Fragmento citado:
Ahora parte de ese universo de riqueza será alcanzado por la primera ley de la gestión Fernández. Un universo variopinto y blanqueado, pese a que el 80% de lo declarado continúa en el exterior: allí figuran todavía más de 8 mil millones de dólares en cuentas suizas, 17 mil millones en inversiones en EE.UU. y hasta casi 60 mil inmuebles, de los cuales la mitad están en el Uruguay.
Todos ellos contribuirán a engrosar ahora el impuesto a los bienes personales, gravamen a la riqueza física por antonomasia; un tributo que aportaba alrededor del 2% del total recaudado por la AFIP y que desde 2016 –Macri mediante– no supera el 1%.
En rigor, no hay ninguna revolución en marcha. El objetivo de máxima del gobierno es volver a recaudar por bienes personales más del 2% y estimular la repatriación de capitales. No se puso aún sobre la mesa el problema de la evasión, las exenciones vigentes o la subvaluación fiscal de los inmuebles. Ni siquiera habrá por lo pronto impuesto a la herencia o a la vivienda ociosa. La nueva ley es un avance, pero es poco, poquísimo. Aunque muchos insistan en que se trata de un «impuestazo».

Ejercicios propuestos:
#1 Según el fragmento, ¿qué porcentaje de lo declarado sigue en el exterior?
#2 ¿Qué activos en el exterior enumera el fragmento como parte de lo declarado? Indique cada uno con su cifra.
Las líneas provienen de una fuente distinta a la del fragmento.

Sección de datos:

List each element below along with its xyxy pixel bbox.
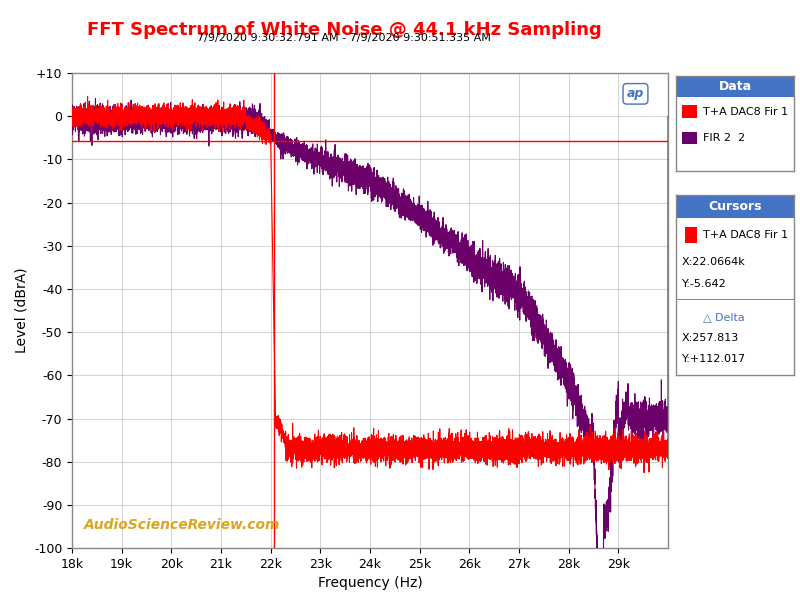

Soluciones por ejercicio:
#1 El 80%.

#2
- Más de 8 mil millones de dólares en cuentas suizas
- 17 mil millones en inversiones en EE.UU.
- Casi 60 mil inmuebles, la mitad de ellos en el Uruguay